Collection entries
────────────────

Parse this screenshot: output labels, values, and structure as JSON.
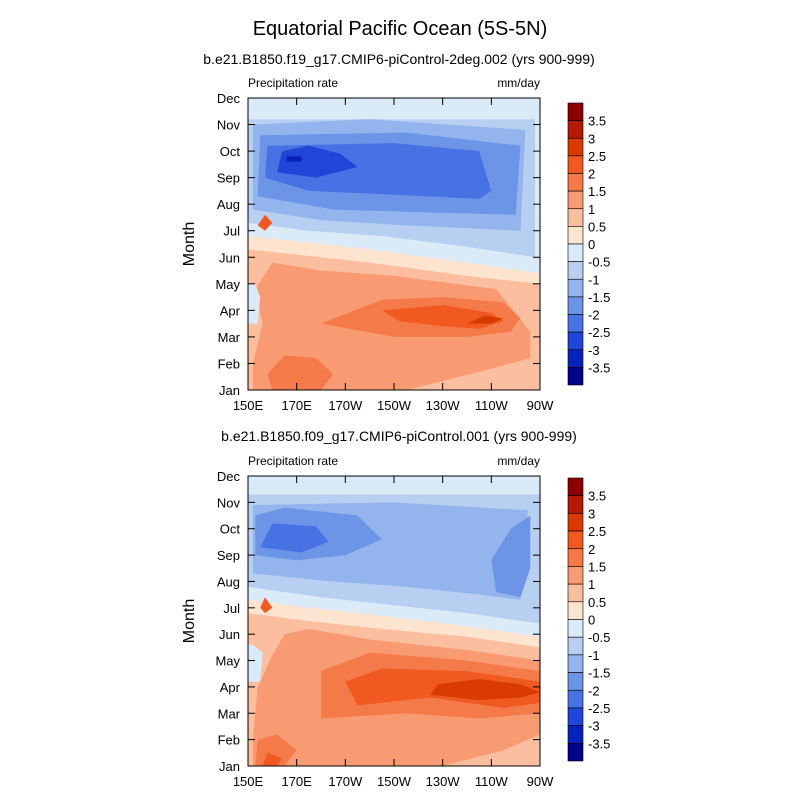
{
  "figure": {
    "title": "Equatorial Pacific Ocean (5S-5N)"
  },
  "colorbar": {
    "labels": [
      "3.5",
      "3",
      "2.5",
      "2",
      "1.5",
      "1",
      "0.5",
      "0",
      "-0.5",
      "-1",
      "-1.5",
      "-2",
      "-2.5",
      "-3",
      "-3.5"
    ],
    "colors": [
      "#8b0000",
      "#b31b00",
      "#d93a00",
      "#f05a20",
      "#f57a4a",
      "#f89a72",
      "#fbbf9f",
      "#fde4cf",
      "#dbeaf7",
      "#b7cff0",
      "#93b4ec",
      "#6d95e7",
      "#4772e3",
      "#2145d7",
      "#0821b9",
      "#00008b"
    ]
  },
  "chart_data": [
    {
      "type": "contour",
      "subtitle": "b.e21.B1850.f19_g17.CMIP6-piControl-2deg.002 (yrs 900-999)",
      "left_label": "Precipitation rate",
      "right_label": "mm/day",
      "ylabel": "Month",
      "xlabel": "",
      "x_ticks": [
        "150E",
        "170E",
        "170W",
        "150W",
        "130W",
        "110W",
        "90W"
      ],
      "y_ticks": [
        "Jan",
        "Feb",
        "Mar",
        "Apr",
        "May",
        "Jun",
        "Jul",
        "Aug",
        "Sep",
        "Oct",
        "Nov",
        "Dec"
      ],
      "xlim": [
        150,
        270
      ],
      "ylim": [
        1,
        12
      ],
      "regions": [
        {
          "level": 0.75,
          "pts": [
            [
              150,
              1
            ],
            [
              270,
              1
            ],
            [
              270,
              5.2
            ],
            [
              240,
              5.6
            ],
            [
              200,
              6.0
            ],
            [
              170,
              6.2
            ],
            [
              150,
              6.5
            ]
          ]
        },
        {
          "level": 1.25,
          "pts": [
            [
              152,
              1
            ],
            [
              215,
              1
            ],
            [
              250,
              1.8
            ],
            [
              266,
              2.2
            ],
            [
              266,
              3.2
            ],
            [
              252,
              4.8
            ],
            [
              210,
              5.3
            ],
            [
              180,
              5.5
            ],
            [
              160,
              5.8
            ],
            [
              153,
              4.8
            ],
            [
              156,
              3.5
            ],
            [
              152,
              2
            ]
          ]
        },
        {
          "level": 1.75,
          "pts": [
            [
              180,
              3.5
            ],
            [
              205,
              4.4
            ],
            [
              230,
              4.5
            ],
            [
              255,
              4.3
            ],
            [
              262,
              3.7
            ],
            [
              258,
              3.2
            ],
            [
              240,
              3.0
            ],
            [
              210,
              3.0
            ]
          ]
        },
        {
          "level": 2.25,
          "pts": [
            [
              205,
              4.0
            ],
            [
              230,
              4.2
            ],
            [
              250,
              3.9
            ],
            [
              255,
              3.6
            ],
            [
              245,
              3.3
            ],
            [
              230,
              3.4
            ],
            [
              212,
              3.6
            ]
          ]
        },
        {
          "level": 2.75,
          "pts": [
            [
              240,
              3.5
            ],
            [
              250,
              3.5
            ],
            [
              255,
              3.7
            ],
            [
              247,
              3.8
            ]
          ]
        },
        {
          "level": 1.75,
          "pts": [
            [
              160,
              1
            ],
            [
              180,
              1
            ],
            [
              185,
              1.6
            ],
            [
              178,
              2.2
            ],
            [
              165,
              2.3
            ],
            [
              158,
              1.6
            ]
          ]
        },
        {
          "level": 0.25,
          "pts": [
            [
              150,
              6.3
            ],
            [
              170,
              6.1
            ],
            [
              200,
              5.8
            ],
            [
              240,
              5.3
            ],
            [
              270,
              5.0
            ],
            [
              270,
              5.4
            ],
            [
              240,
              5.8
            ],
            [
              200,
              6.3
            ],
            [
              170,
              6.6
            ],
            [
              150,
              6.8
            ]
          ]
        },
        {
          "level": -0.25,
          "pts": [
            [
              150,
              3.5
            ],
            [
              154,
              3.5
            ],
            [
              155,
              4.5
            ],
            [
              153,
              5.0
            ],
            [
              150,
              5.0
            ]
          ]
        },
        {
          "level": -0.25,
          "pts": [
            [
              150,
              6.8
            ],
            [
              170,
              6.6
            ],
            [
              200,
              6.3
            ],
            [
              240,
              5.8
            ],
            [
              270,
              5.4
            ],
            [
              270,
              12
            ],
            [
              150,
              12
            ]
          ]
        },
        {
          "level": -0.75,
          "pts": [
            [
              150,
              7.3
            ],
            [
              175,
              7.0
            ],
            [
              205,
              6.8
            ],
            [
              240,
              6.4
            ],
            [
              268,
              6.0
            ],
            [
              268,
              11.2
            ],
            [
              150,
              11.2
            ]
          ]
        },
        {
          "level": -1.25,
          "pts": [
            [
              152,
              7.8
            ],
            [
              180,
              7.4
            ],
            [
              215,
              7.2
            ],
            [
              262,
              7.0
            ],
            [
              264,
              10.8
            ],
            [
              200,
              11.2
            ],
            [
              152,
              11.0
            ]
          ]
        },
        {
          "level": -1.75,
          "pts": [
            [
              154,
              8.3
            ],
            [
              185,
              7.8
            ],
            [
              220,
              7.7
            ],
            [
              260,
              7.6
            ],
            [
              262,
              10.2
            ],
            [
              215,
              10.7
            ],
            [
              155,
              10.6
            ]
          ]
        },
        {
          "level": -2.25,
          "pts": [
            [
              157,
              9.0
            ],
            [
              175,
              8.5
            ],
            [
              200,
              8.4
            ],
            [
              245,
              8.2
            ],
            [
              250,
              8.5
            ],
            [
              245,
              10.0
            ],
            [
              210,
              10.3
            ],
            [
              158,
              10.2
            ]
          ]
        },
        {
          "level": -2.75,
          "pts": [
            [
              162,
              9.2
            ],
            [
              178,
              9.0
            ],
            [
              195,
              9.4
            ],
            [
              188,
              9.9
            ],
            [
              175,
              10.2
            ],
            [
              164,
              10.0
            ]
          ]
        },
        {
          "level": -3.25,
          "pts": [
            [
              166,
              9.6
            ],
            [
              172,
              9.6
            ],
            [
              172,
              9.8
            ],
            [
              166,
              9.8
            ]
          ]
        },
        {
          "level": 2.25,
          "pts": [
            [
              154,
              7.2
            ],
            [
              157,
              7.0
            ],
            [
              160,
              7.3
            ],
            [
              157,
              7.6
            ]
          ]
        }
      ]
    },
    {
      "type": "contour",
      "subtitle": "b.e21.B1850.f09_g17.CMIP6-piControl.001 (yrs 900-999)",
      "left_label": "Precipitation rate",
      "right_label": "mm/day",
      "ylabel": "Month",
      "xlabel": "",
      "x_ticks": [
        "150E",
        "170E",
        "170W",
        "150W",
        "130W",
        "110W",
        "90W"
      ],
      "y_ticks": [
        "Jan",
        "Feb",
        "Mar",
        "Apr",
        "May",
        "Jun",
        "Jul",
        "Aug",
        "Sep",
        "Oct",
        "Nov",
        "Dec"
      ],
      "xlim": [
        150,
        270
      ],
      "ylim": [
        1,
        12
      ],
      "regions": [
        {
          "level": 0.75,
          "pts": [
            [
              150,
              1
            ],
            [
              270,
              1
            ],
            [
              270,
              5.6
            ],
            [
              240,
              6.0
            ],
            [
              200,
              6.4
            ],
            [
              170,
              6.6
            ],
            [
              150,
              7.0
            ]
          ]
        },
        {
          "level": 1.25,
          "pts": [
            [
              152,
              1
            ],
            [
              230,
              1
            ],
            [
              255,
              1.6
            ],
            [
              270,
              2.2
            ],
            [
              270,
              5.0
            ],
            [
              240,
              5.4
            ],
            [
              200,
              5.8
            ],
            [
              175,
              6.2
            ],
            [
              165,
              6.0
            ],
            [
              160,
              5.2
            ],
            [
              154,
              4.0
            ],
            [
              152,
              2
            ]
          ]
        },
        {
          "level": 1.75,
          "pts": [
            [
              180,
              2.8
            ],
            [
              215,
              3.0
            ],
            [
              245,
              2.8
            ],
            [
              270,
              3.0
            ],
            [
              270,
              4.6
            ],
            [
              240,
              5.0
            ],
            [
              200,
              5.3
            ],
            [
              180,
              4.6
            ]
          ]
        },
        {
          "level": 2.25,
          "pts": [
            [
              195,
              3.3
            ],
            [
              225,
              3.6
            ],
            [
              255,
              3.2
            ],
            [
              270,
              3.4
            ],
            [
              270,
              4.2
            ],
            [
              240,
              4.6
            ],
            [
              205,
              4.7
            ],
            [
              190,
              4.2
            ]
          ]
        },
        {
          "level": 2.75,
          "pts": [
            [
              225,
              3.7
            ],
            [
              245,
              3.5
            ],
            [
              262,
              3.6
            ],
            [
              270,
              3.8
            ],
            [
              262,
              4.1
            ],
            [
              245,
              4.3
            ],
            [
              228,
              4.1
            ]
          ]
        },
        {
          "level": 1.75,
          "pts": [
            [
              153,
              1
            ],
            [
              165,
              1
            ],
            [
              170,
              1.6
            ],
            [
              162,
              2.2
            ],
            [
              154,
              2.0
            ]
          ]
        },
        {
          "level": 2.25,
          "pts": [
            [
              156,
              1
            ],
            [
              162,
              1
            ],
            [
              164,
              1.3
            ],
            [
              158,
              1.5
            ]
          ]
        },
        {
          "level": 0.25,
          "pts": [
            [
              150,
              6.8
            ],
            [
              175,
              6.5
            ],
            [
              205,
              6.2
            ],
            [
              240,
              5.9
            ],
            [
              270,
              5.5
            ],
            [
              270,
              5.9
            ],
            [
              240,
              6.3
            ],
            [
              205,
              6.7
            ],
            [
              175,
              7.0
            ],
            [
              150,
              7.3
            ]
          ]
        },
        {
          "level": -0.25,
          "pts": [
            [
              150,
              4.2
            ],
            [
              155,
              4.2
            ],
            [
              156,
              5.3
            ],
            [
              152,
              5.6
            ],
            [
              150,
              5.6
            ]
          ]
        },
        {
          "level": -0.25,
          "pts": [
            [
              150,
              7.3
            ],
            [
              175,
              7.0
            ],
            [
              205,
              6.7
            ],
            [
              240,
              6.3
            ],
            [
              270,
              5.9
            ],
            [
              270,
              12
            ],
            [
              150,
              12
            ]
          ]
        },
        {
          "level": -0.75,
          "pts": [
            [
              150,
              7.8
            ],
            [
              180,
              7.4
            ],
            [
              210,
              7.1
            ],
            [
              240,
              6.8
            ],
            [
              270,
              6.4
            ],
            [
              270,
              11.3
            ],
            [
              150,
              11.3
            ]
          ]
        },
        {
          "level": -1.25,
          "pts": [
            [
              152,
              8.3
            ],
            [
              185,
              8.0
            ],
            [
              215,
              7.8
            ],
            [
              245,
              7.5
            ],
            [
              262,
              7.3
            ],
            [
              265,
              10.7
            ],
            [
              210,
              11.0
            ],
            [
              152,
              10.9
            ]
          ]
        },
        {
          "level": -1.75,
          "pts": [
            [
              252,
              7.6
            ],
            [
              262,
              7.4
            ],
            [
              266,
              8.5
            ],
            [
              266,
              10.5
            ],
            [
              258,
              10.0
            ],
            [
              250,
              8.8
            ]
          ]
        },
        {
          "level": -1.75,
          "pts": [
            [
              153,
              9.0
            ],
            [
              170,
              8.8
            ],
            [
              190,
              9.0
            ],
            [
              205,
              9.6
            ],
            [
              195,
              10.5
            ],
            [
              165,
              10.8
            ],
            [
              153,
              10.5
            ]
          ]
        },
        {
          "level": -2.25,
          "pts": [
            [
              155,
              9.3
            ],
            [
              172,
              9.1
            ],
            [
              183,
              9.5
            ],
            [
              178,
              10.1
            ],
            [
              160,
              10.2
            ]
          ]
        },
        {
          "level": 2.25,
          "pts": [
            [
              155,
              7.0
            ],
            [
              157,
              6.8
            ],
            [
              160,
              7.0
            ],
            [
              157,
              7.4
            ]
          ]
        }
      ]
    }
  ]
}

────────────────

Go through the lines above. Select every one that has the string "piControl".

### Task result
      "subtitle": "b.e21.B1850.f19_g17.CMIP6-piControl-2deg.002 (yrs 900-999)",
      "subtitle": "b.e21.B1850.f09_g17.CMIP6-piControl.001 (yrs 900-999)",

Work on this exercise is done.